(Dataset items)
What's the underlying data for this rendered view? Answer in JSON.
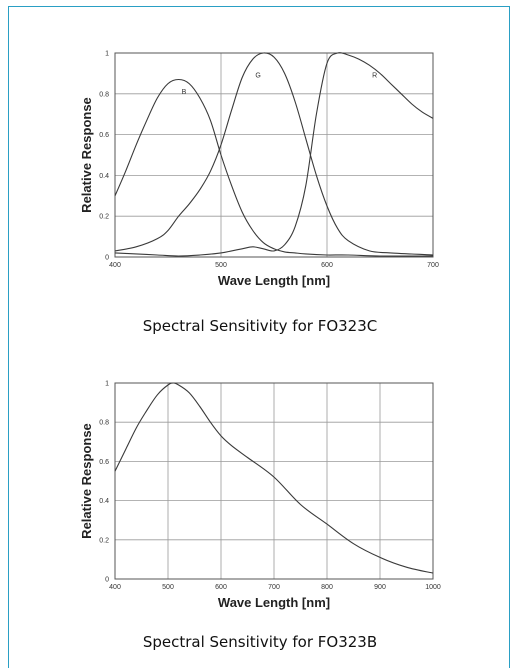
{
  "chart_data": [
    {
      "type": "line",
      "caption": "Spectral Sensitivity for FO323C",
      "xlabel": "Wave Length [nm]",
      "ylabel": "Relative Response",
      "xlim": [
        400,
        700
      ],
      "ylim": [
        0,
        1
      ],
      "xticks": [
        "400",
        "500",
        "600",
        "700"
      ],
      "yticks": [
        "0",
        "0.2",
        "0.4",
        "0.6",
        "0.8",
        "1"
      ],
      "grid": true,
      "series": [
        {
          "name": "B",
          "label_at": [
            465,
            0.8
          ],
          "x": [
            400,
            410,
            420,
            430,
            440,
            450,
            460,
            470,
            480,
            490,
            500,
            510,
            520,
            530,
            540,
            550,
            560,
            570,
            580,
            600,
            620,
            650,
            700
          ],
          "y": [
            0.3,
            0.42,
            0.55,
            0.67,
            0.78,
            0.85,
            0.87,
            0.85,
            0.78,
            0.67,
            0.5,
            0.35,
            0.22,
            0.13,
            0.07,
            0.04,
            0.025,
            0.02,
            0.015,
            0.01,
            0.01,
            0.005,
            0.005
          ]
        },
        {
          "name": "G",
          "label_at": [
            535,
            0.88
          ],
          "x": [
            400,
            420,
            440,
            450,
            460,
            470,
            480,
            490,
            500,
            510,
            520,
            530,
            540,
            550,
            560,
            570,
            580,
            590,
            600,
            610,
            620,
            640,
            660,
            700
          ],
          "y": [
            0.03,
            0.05,
            0.09,
            0.13,
            0.2,
            0.26,
            0.33,
            0.42,
            0.55,
            0.72,
            0.88,
            0.97,
            1.0,
            0.98,
            0.9,
            0.76,
            0.58,
            0.4,
            0.25,
            0.14,
            0.08,
            0.03,
            0.02,
            0.01
          ]
        },
        {
          "name": "R",
          "label_at": [
            645,
            0.88
          ],
          "x": [
            400,
            420,
            440,
            460,
            480,
            500,
            510,
            520,
            530,
            540,
            550,
            560,
            570,
            580,
            590,
            600,
            610,
            620,
            630,
            640,
            650,
            660,
            670,
            680,
            690,
            700
          ],
          "y": [
            0.02,
            0.015,
            0.01,
            0.005,
            0.01,
            0.02,
            0.03,
            0.04,
            0.05,
            0.04,
            0.03,
            0.06,
            0.15,
            0.35,
            0.7,
            0.95,
            1.0,
            0.99,
            0.97,
            0.94,
            0.9,
            0.85,
            0.8,
            0.75,
            0.71,
            0.68
          ]
        },
        {
          "name": "",
          "x": [
            400,
            450,
            500,
            550,
            600,
            650,
            700
          ],
          "y": [
            0.01,
            0.01,
            0.01,
            0.01,
            0.01,
            0.02,
            0.1
          ],
          "hidden_baseline": true
        }
      ]
    },
    {
      "type": "line",
      "caption": "Spectral Sensitivity for FO323B",
      "xlabel": "Wave Length [nm]",
      "ylabel": "Relative Response",
      "xlim": [
        400,
        1000
      ],
      "ylim": [
        0,
        1
      ],
      "xticks": [
        "400",
        "500",
        "600",
        "700",
        "800",
        "900",
        "1000"
      ],
      "yticks": [
        "0",
        "0.2",
        "0.4",
        "0.6",
        "0.8",
        "1"
      ],
      "grid": true,
      "series": [
        {
          "name": "",
          "x": [
            400,
            420,
            440,
            460,
            480,
            500,
            510,
            520,
            540,
            560,
            580,
            600,
            620,
            650,
            700,
            750,
            800,
            850,
            900,
            950,
            1000
          ],
          "y": [
            0.55,
            0.66,
            0.77,
            0.86,
            0.94,
            0.99,
            1.0,
            0.99,
            0.95,
            0.88,
            0.8,
            0.73,
            0.68,
            0.62,
            0.52,
            0.38,
            0.28,
            0.18,
            0.11,
            0.06,
            0.03
          ]
        }
      ]
    }
  ]
}
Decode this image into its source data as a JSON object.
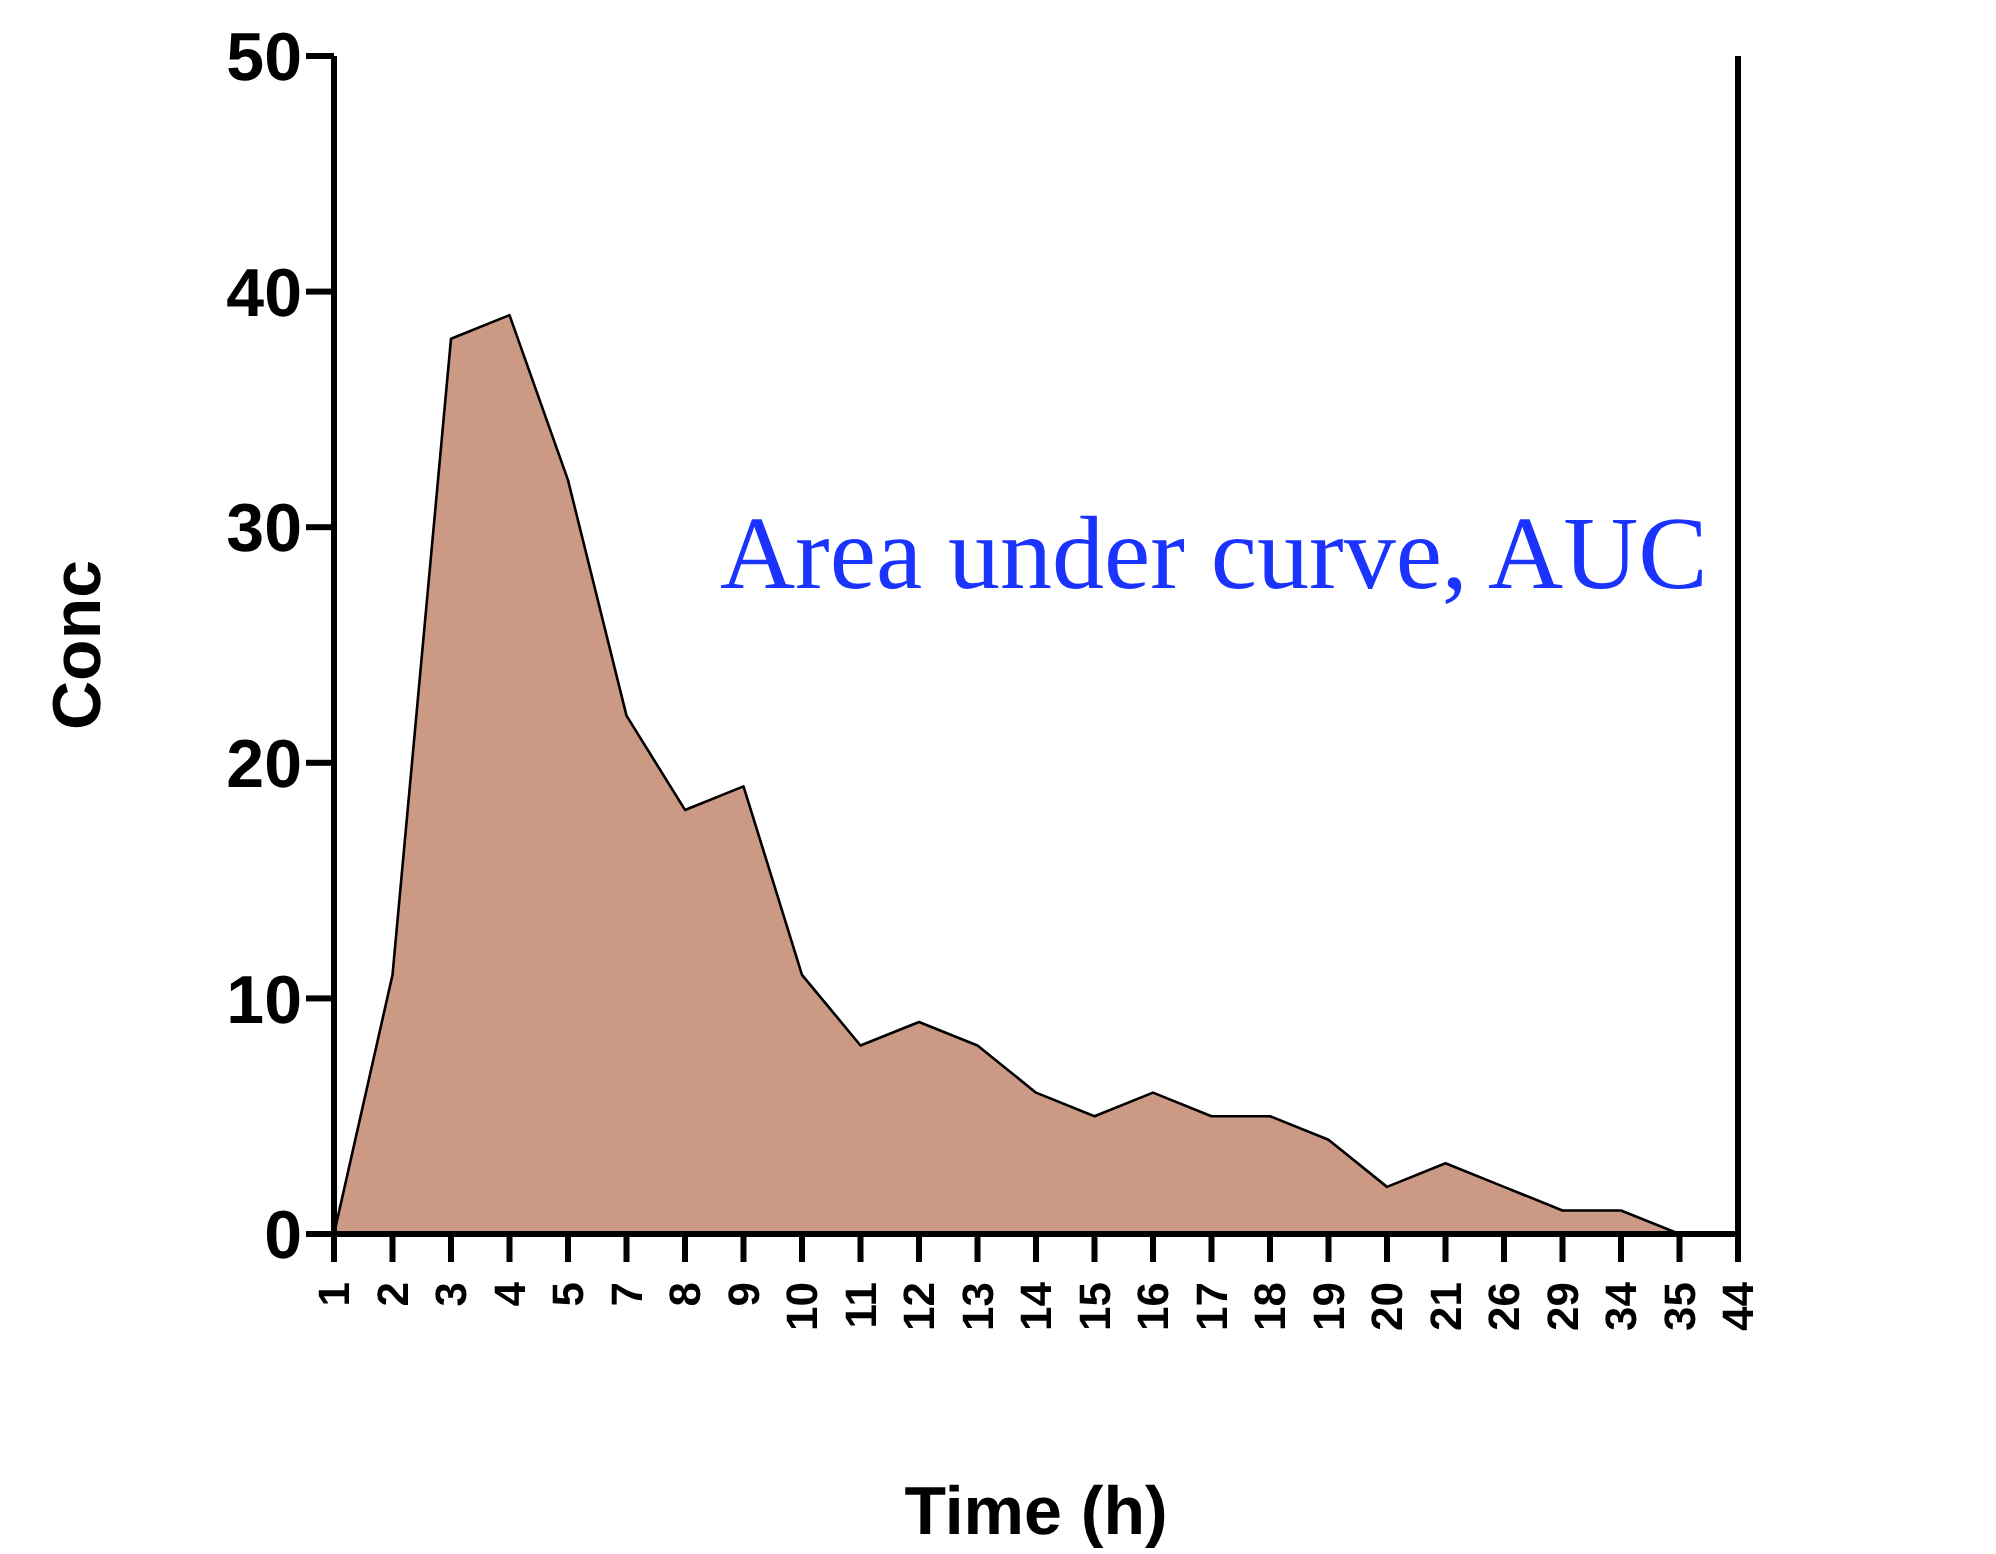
{
  "chart_data": {
    "type": "area",
    "xlabel": "Time (h)",
    "ylabel": "Conc",
    "categories": [
      "1",
      "2",
      "3",
      "4",
      "5",
      "7",
      "8",
      "9",
      "10",
      "11",
      "12",
      "13",
      "14",
      "15",
      "16",
      "17",
      "18",
      "19",
      "20",
      "21",
      "26",
      "29",
      "34",
      "35",
      "44"
    ],
    "series": [
      {
        "color": "#cc9985",
        "values": [
          0,
          11,
          38,
          39,
          32,
          22,
          18,
          19,
          11,
          8,
          9,
          8,
          6,
          5,
          6,
          5,
          5,
          4,
          2,
          3,
          2,
          1,
          1,
          0,
          null
        ]
      }
    ],
    "ylim": [
      0,
      50
    ],
    "yticks": [
      0,
      10,
      20,
      30,
      40,
      50
    ],
    "annotations": [
      "Area under curve, AUC"
    ]
  }
}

#### EXERCISE DIRECTIONS:
Reproduce all of the entries word for word, skipping any pictures they hold.

#### SOLVED PROBLEM:
What's the underlying data for this rendered view? Answer in JSON.
{
  "chart_data": [
    {
      "type": "line",
      "caption": "Spectral Sensitivity for FO323C",
      "xlabel": "Wave Length [nm]",
      "ylabel": "Relative Response",
      "xlim": [
        400,
        700
      ],
      "ylim": [
        0,
        1
      ],
      "xticks": [
        "400",
        "500",
        "600",
        "700"
      ],
      "yticks": [
        "0",
        "0.2",
        "0.4",
        "0.6",
        "0.8",
        "1"
      ],
      "grid": true,
      "series": [
        {
          "name": "B",
          "label_at": [
            465,
            0.8
          ],
          "x": [
            400,
            410,
            420,
            430,
            440,
            450,
            460,
            470,
            480,
            490,
            500,
            510,
            520,
            530,
            540,
            550,
            560,
            570,
            580,
            600,
            620,
            650,
            700
          ],
          "y": [
            0.3,
            0.42,
            0.55,
            0.67,
            0.78,
            0.85,
            0.87,
            0.85,
            0.78,
            0.67,
            0.5,
            0.35,
            0.22,
            0.13,
            0.07,
            0.04,
            0.025,
            0.02,
            0.015,
            0.01,
            0.01,
            0.005,
            0.005
          ]
        },
        {
          "name": "G",
          "label_at": [
            535,
            0.88
          ],
          "x": [
            400,
            420,
            440,
            450,
            460,
            470,
            480,
            490,
            500,
            510,
            520,
            530,
            540,
            550,
            560,
            570,
            580,
            590,
            600,
            610,
            620,
            640,
            660,
            700
          ],
          "y": [
            0.03,
            0.05,
            0.09,
            0.13,
            0.2,
            0.26,
            0.33,
            0.42,
            0.55,
            0.72,
            0.88,
            0.97,
            1.0,
            0.98,
            0.9,
            0.76,
            0.58,
            0.4,
            0.25,
            0.14,
            0.08,
            0.03,
            0.02,
            0.01
          ]
        },
        {
          "name": "R",
          "label_at": [
            645,
            0.88
          ],
          "x": [
            400,
            420,
            440,
            460,
            480,
            500,
            510,
            520,
            530,
            540,
            550,
            560,
            570,
            580,
            590,
            600,
            610,
            620,
            630,
            640,
            650,
            660,
            670,
            680,
            690,
            700
          ],
          "y": [
            0.02,
            0.015,
            0.01,
            0.005,
            0.01,
            0.02,
            0.03,
            0.04,
            0.05,
            0.04,
            0.03,
            0.06,
            0.15,
            0.35,
            0.7,
            0.95,
            1.0,
            0.99,
            0.97,
            0.94,
            0.9,
            0.85,
            0.8,
            0.75,
            0.71,
            0.68
          ]
        },
        {
          "name": "",
          "x": [
            400,
            450,
            500,
            550,
            600,
            650,
            700
          ],
          "y": [
            0.01,
            0.01,
            0.01,
            0.01,
            0.01,
            0.02,
            0.1
          ],
          "hidden_baseline": true
        }
      ]
    },
    {
      "type": "line",
      "caption": "Spectral Sensitivity for FO323B",
      "xlabel": "Wave Length [nm]",
      "ylabel": "Relative Response",
      "xlim": [
        400,
        1000
      ],
      "ylim": [
        0,
        1
      ],
      "xticks": [
        "400",
        "500",
        "600",
        "700",
        "800",
        "900",
        "1000"
      ],
      "yticks": [
        "0",
        "0.2",
        "0.4",
        "0.6",
        "0.8",
        "1"
      ],
      "grid": true,
      "series": [
        {
          "name": "",
          "x": [
            400,
            420,
            440,
            460,
            480,
            500,
            510,
            520,
            540,
            560,
            580,
            600,
            620,
            650,
            700,
            750,
            800,
            850,
            900,
            950,
            1000
          ],
          "y": [
            0.55,
            0.66,
            0.77,
            0.86,
            0.94,
            0.99,
            1.0,
            0.99,
            0.95,
            0.88,
            0.8,
            0.73,
            0.68,
            0.62,
            0.52,
            0.38,
            0.28,
            0.18,
            0.11,
            0.06,
            0.03
          ]
        }
      ]
    }
  ]
}
Decode this image into its source data as a JSON object.
{
  "chart_data": {
    "type": "area",
    "xlabel": "Time (h)",
    "ylabel": "Conc",
    "categories": [
      "1",
      "2",
      "3",
      "4",
      "5",
      "7",
      "8",
      "9",
      "10",
      "11",
      "12",
      "13",
      "14",
      "15",
      "16",
      "17",
      "18",
      "19",
      "20",
      "21",
      "26",
      "29",
      "34",
      "35",
      "44"
    ],
    "series": [
      {
        "color": "#cc9985",
        "values": [
          0,
          11,
          38,
          39,
          32,
          22,
          18,
          19,
          11,
          8,
          9,
          8,
          6,
          5,
          6,
          5,
          5,
          4,
          2,
          3,
          2,
          1,
          1,
          0,
          null
        ]
      }
    ],
    "ylim": [
      0,
      50
    ],
    "yticks": [
      0,
      10,
      20,
      30,
      40,
      50
    ],
    "annotations": [
      "Area under curve, AUC"
    ]
  }
}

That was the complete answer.